## Aim
Locate the string "that" throughout the material and copy every line in which it occurs.

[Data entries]
-*-
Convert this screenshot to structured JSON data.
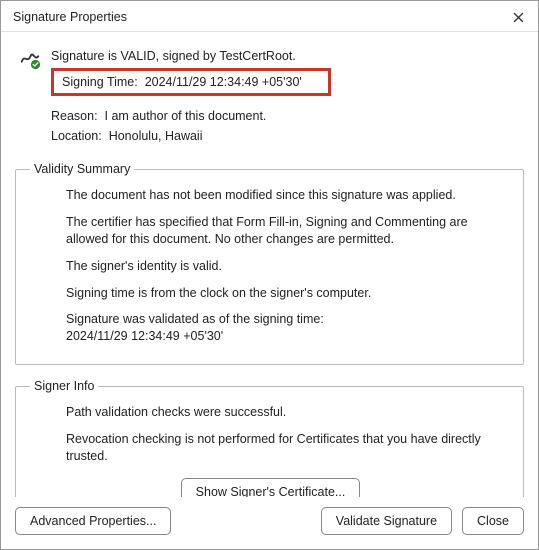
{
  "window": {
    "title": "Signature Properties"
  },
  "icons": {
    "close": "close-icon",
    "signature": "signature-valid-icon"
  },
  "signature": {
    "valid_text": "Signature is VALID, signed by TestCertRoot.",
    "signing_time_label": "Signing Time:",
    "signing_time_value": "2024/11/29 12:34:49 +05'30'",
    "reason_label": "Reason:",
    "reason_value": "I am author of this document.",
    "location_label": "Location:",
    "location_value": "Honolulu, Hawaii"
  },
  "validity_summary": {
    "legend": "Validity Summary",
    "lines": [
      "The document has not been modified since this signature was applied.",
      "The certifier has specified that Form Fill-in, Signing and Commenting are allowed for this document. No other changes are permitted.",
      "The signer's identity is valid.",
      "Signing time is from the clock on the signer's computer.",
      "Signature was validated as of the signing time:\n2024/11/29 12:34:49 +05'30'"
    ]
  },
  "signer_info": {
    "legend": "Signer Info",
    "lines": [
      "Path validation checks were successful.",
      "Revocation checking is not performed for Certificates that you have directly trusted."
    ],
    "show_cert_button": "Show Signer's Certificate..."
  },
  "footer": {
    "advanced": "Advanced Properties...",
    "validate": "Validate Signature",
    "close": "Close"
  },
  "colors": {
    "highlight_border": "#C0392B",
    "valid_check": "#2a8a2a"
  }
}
-*-
## Solved exercise
      "The certifier has specified that Form Fill-in, Signing and Commenting are allowed for this document. No other changes are permitted.",
      "Revocation checking is not performed for Certificates that you have directly trusted."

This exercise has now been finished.